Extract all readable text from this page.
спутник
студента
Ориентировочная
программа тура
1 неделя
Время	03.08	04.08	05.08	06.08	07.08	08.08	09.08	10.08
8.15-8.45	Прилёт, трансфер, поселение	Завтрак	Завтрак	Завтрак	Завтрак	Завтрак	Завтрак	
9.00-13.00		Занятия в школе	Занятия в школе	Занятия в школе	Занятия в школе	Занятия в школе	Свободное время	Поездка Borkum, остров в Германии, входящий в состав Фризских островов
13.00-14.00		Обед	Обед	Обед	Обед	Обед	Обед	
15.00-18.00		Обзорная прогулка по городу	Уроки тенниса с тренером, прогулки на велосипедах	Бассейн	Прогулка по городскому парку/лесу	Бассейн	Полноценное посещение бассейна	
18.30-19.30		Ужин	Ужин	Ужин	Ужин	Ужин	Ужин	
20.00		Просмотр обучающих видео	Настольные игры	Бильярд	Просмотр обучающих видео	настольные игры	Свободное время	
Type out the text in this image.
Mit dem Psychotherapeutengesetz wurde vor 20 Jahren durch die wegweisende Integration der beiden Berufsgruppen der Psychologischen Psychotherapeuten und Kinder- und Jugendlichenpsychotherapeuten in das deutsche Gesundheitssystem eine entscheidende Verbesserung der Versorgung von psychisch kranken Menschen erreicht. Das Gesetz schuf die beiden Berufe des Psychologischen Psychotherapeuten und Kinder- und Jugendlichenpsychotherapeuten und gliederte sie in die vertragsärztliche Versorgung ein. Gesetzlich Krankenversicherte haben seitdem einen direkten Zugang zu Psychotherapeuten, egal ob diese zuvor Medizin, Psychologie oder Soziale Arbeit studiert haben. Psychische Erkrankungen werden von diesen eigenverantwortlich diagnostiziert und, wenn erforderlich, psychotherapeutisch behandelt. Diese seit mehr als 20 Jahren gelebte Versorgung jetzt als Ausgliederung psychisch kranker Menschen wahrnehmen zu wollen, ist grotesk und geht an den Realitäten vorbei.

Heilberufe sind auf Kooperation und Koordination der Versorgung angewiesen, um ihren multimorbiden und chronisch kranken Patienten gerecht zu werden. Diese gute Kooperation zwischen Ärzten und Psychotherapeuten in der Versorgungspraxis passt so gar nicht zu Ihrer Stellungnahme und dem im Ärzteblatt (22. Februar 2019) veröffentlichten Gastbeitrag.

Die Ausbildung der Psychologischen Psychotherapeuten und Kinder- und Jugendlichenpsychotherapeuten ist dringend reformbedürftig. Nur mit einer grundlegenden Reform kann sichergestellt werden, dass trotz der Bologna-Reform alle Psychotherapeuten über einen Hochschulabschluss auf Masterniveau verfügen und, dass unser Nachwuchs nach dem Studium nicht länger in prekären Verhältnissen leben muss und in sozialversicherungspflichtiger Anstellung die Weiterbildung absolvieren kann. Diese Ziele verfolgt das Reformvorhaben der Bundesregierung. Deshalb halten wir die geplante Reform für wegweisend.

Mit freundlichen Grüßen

==================================================

Extract the closing run of lines, starting with the one containing "Type out the text in this image." and ending at the last, exactly as written.

Answer to the exercise:
Type out the text in this image.
Mit dem Psychotherapeutengesetz wurde vor 20 Jahren durch die wegweisende Integration der beiden Berufsgruppen der Psychologischen Psychotherapeuten und Kinder- und Jugendlichenpsychotherapeuten in das deutsche Gesundheitssystem eine entscheidende Verbesserung der Versorgung von psychisch kranken Menschen erreicht. Das Gesetz schuf die beiden Berufe des Psychologischen Psychotherapeuten und Kinder- und Jugendlichenpsychotherapeuten und gliederte sie in die vertragsärztliche Versorgung ein. Gesetzlich Krankenversicherte haben seitdem einen direkten Zugang zu Psychotherapeuten, egal ob diese zuvor Medizin, Psychologie oder Soziale Arbeit studiert haben. Psychische Erkrankungen werden von diesen eigenverantwortlich diagnostiziert und, wenn erforderlich, psychotherapeutisch behandelt. Diese seit mehr als 20 Jahren gelebte Versorgung jetzt als Ausgliederung psychisch kranker Menschen wahrnehmen zu wollen, ist grotesk und geht an den Realitäten vorbei.

Heilberufe sind auf Kooperation und Koordination der Versorgung angewiesen, um ihren multimorbiden und chronisch kranken Patienten gerecht zu werden. Diese gute Kooperation zwischen Ärzten und Psychotherapeuten in der Versorgungspraxis passt so gar nicht zu Ihrer Stellungnahme und dem im Ärzteblatt (22. Februar 2019) veröffentlichten Gastbeitrag.

Die Ausbildung der Psychologischen Psychotherapeuten und Kinder- und Jugendlichenpsychotherapeuten ist dringend reformbedürftig. Nur mit einer grundlegenden Reform kann sichergestellt werden, dass trotz der Bologna-Reform alle Psychotherapeuten über einen Hochschulabschluss auf Masterniveau verfügen und, dass unser Nachwuchs nach dem Studium nicht länger in prekären Verhältnissen leben muss und in sozialversicherungspflichtiger Anstellung die Weiterbildung absolvieren kann. Diese Ziele verfolgt das Reformvorhaben der Bundesregierung. Deshalb halten wir die geplante Reform für wegweisend.

Mit freundlichen Grüßen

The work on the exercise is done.